*** Passage shown ***

How Toxic Can You Get? Search-based Toxicity Testing for Large Language Models

Language is a deep-rooted means of perpetration of stereotypes and discrimination. Large Language Models (LLMs), now a pervasive technology in our everyday lives, can cause extensive harm when prone to generating toxic responses. The standard way to address this issue is to align the LLM, which, however, dampens the issue without constituting a definitive solution. Therefore, testing LLM even after alignment efforts remains crucial for detecting any residual deviations with respect to ethical standards. We present EvoTox, an automated testing framework for LLMs' inclination to toxicity, providing a way to quantitatively assess how much LLMs can be pushed towards toxic responses even in the presence of alignment. The framework adopts an iterative evolution strategy that exploits the interplay between two LLMs, the System Under Test (SUT) and the Prompt Generator steering SUT responses toward higher toxicity. The toxicity level is assessed by an automated oracle based on an existing toxicity classifier. We conduct a quantitative and qualitative empirical evaluation using four state-of-the-art LLMs as evaluation subjects having increasing complexity (7-13 billion parameters). Our quantitative evaluation assesses the cost-effectiveness of four alternative versions of EvoTox against existing baseline methods, based on random search, curated datasets of toxic prompts, and adversarial attacks. Our qualitative assessment engages human evaluators to rate the fluency of the generated prompts and the perceived toxicity of the responses collected during the testing sessions. Results indicate that the effectiveness, in terms of detected toxicity level, is significantly higher than the selected baseline methods (effect size up to 1.0 against random search and up to 0.99 against adversarial attacks). Furthermore, EvoTox yields a limited cost overhead (from 22% to 35% on average).

翻译：语言是根深蒂固的刻板印象与歧视的传播媒介。大型语言模型（LLMs）作为当今日常生活中无处不在的技术，若倾向于生成有害回复，可能造成广泛危害。解决此问题的标准方法是对齐LLM，然而这仅能缓解问题而无法提供根本性解决方案。因此，即使在模型对齐后，对LLM进行测试对于检测其与伦理标准之间的残余偏差仍至关重要。本文提出EvoTox——一种用于评估LLM毒性倾向的自动化测试框架，该框架能够量化评估即使在模型对齐后，LLM被诱导生成有害回复的潜在程度。该框架采用迭代进化策略，通过两个LLM（待测系统SUT与引导SUT生成更高毒性回复的提示生成器）之间的交互作用实现毒性激发。毒性水平由基于现有毒性分类器的自动化预言机进行评估。我们使用四个具有递增复杂度（70-130亿参数）的先进LLM作为评估对象，进行了定量与定性的实证评估。定量评估比较了EvoTox四个变体版本与现有基线方法（基于随机搜索、人工构建的有害提示数据集及对抗攻击）的成本效益。定性评估则邀请人类评估者对测试过程中生成提示的流畅度及所收集回复的感知毒性进行评级。结果表明，EvoTox在检测毒性水平方面的有效性显著优于所选基线方法（相较于随机搜索的效果量高达1.0，相较于对抗攻击高达0.99）。此外，EvoTox仅产生有限成本开销（平均22%至35%）。

*** End of Passage shown ***

What this task involves. Transcribe the passage on toxicity testing of large language models word for word, starting at "翻译：语言是根深蒂固的刻板印" and ending at "开销（平均22%至35%）。". The entries have no connection to the passage on toxicity testing of large language models.

*** The data ***

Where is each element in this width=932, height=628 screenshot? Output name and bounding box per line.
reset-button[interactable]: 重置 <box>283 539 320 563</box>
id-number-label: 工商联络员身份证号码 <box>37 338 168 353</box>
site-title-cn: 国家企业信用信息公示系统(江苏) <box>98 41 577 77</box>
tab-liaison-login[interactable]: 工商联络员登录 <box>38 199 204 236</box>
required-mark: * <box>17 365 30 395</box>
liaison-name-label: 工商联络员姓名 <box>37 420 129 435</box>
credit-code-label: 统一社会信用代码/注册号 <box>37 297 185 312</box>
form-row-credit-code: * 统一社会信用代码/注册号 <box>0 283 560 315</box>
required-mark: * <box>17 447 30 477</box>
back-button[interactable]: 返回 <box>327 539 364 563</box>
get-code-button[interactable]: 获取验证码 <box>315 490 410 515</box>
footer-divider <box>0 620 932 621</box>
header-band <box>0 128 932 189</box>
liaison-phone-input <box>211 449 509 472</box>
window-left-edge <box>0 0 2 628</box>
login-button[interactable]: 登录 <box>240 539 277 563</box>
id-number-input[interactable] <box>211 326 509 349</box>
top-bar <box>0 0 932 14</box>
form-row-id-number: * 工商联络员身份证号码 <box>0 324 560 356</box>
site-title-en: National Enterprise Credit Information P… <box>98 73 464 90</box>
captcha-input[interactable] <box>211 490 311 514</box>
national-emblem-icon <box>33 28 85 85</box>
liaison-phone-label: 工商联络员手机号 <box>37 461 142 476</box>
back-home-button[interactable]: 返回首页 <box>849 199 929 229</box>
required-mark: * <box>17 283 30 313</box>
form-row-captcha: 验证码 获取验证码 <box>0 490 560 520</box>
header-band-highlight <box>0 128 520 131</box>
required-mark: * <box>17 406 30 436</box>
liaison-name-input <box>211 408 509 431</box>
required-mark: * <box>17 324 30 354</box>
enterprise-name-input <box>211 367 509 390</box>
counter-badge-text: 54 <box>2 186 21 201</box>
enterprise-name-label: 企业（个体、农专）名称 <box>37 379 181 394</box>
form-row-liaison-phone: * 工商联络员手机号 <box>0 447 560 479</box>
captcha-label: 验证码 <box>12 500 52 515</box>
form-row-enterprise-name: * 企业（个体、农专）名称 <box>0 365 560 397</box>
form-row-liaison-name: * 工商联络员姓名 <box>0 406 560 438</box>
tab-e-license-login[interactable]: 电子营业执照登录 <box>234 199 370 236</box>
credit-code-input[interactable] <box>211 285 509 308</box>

*** End of The data ***

Response to this task.
翻译：语言是根深蒂固的刻板印象与歧视的传播媒介。大型语言模型（LLMs）作为当今日常生活中无处不在的技术，若倾向于生成有害回复，可能造成广泛危害。解决此问题的标准方法是对齐LLM，然而这仅能缓解问题而无法提供根本性解决方案。因此，即使在模型对齐后，对LLM进行测试对于检测其与伦理标准之间的残余偏差仍至关重要。本文提出EvoTox——一种用于评估LLM毒性倾向的自动化测试框架，该框架能够量化评估即使在模型对齐后，LLM被诱导生成有害回复的潜在程度。该框架采用迭代进化策略，通过两个LLM（待测系统SUT与引导SUT生成更高毒性回复的提示生成器）之间的交互作用实现毒性激发。毒性水平由基于现有毒性分类器的自动化预言机进行评估。我们使用四个具有递增复杂度（70-130亿参数）的先进LLM作为评估对象，进行了定量与定性的实证评估。定量评估比较了EvoTox四个变体版本与现有基线方法（基于随机搜索、人工构建的有害提示数据集及对抗攻击）的成本效益。定性评估则邀请人类评估者对测试过程中生成提示的流畅度及所收集回复的感知毒性进行评级。结果表明，EvoTox在检测毒性水平方面的有效性显著优于所选基线方法（相较于随机搜索的效果量高达1.0，相较于对抗攻击高达0.99）。此外，EvoTox仅产生有限成本开销（平均22%至35%）。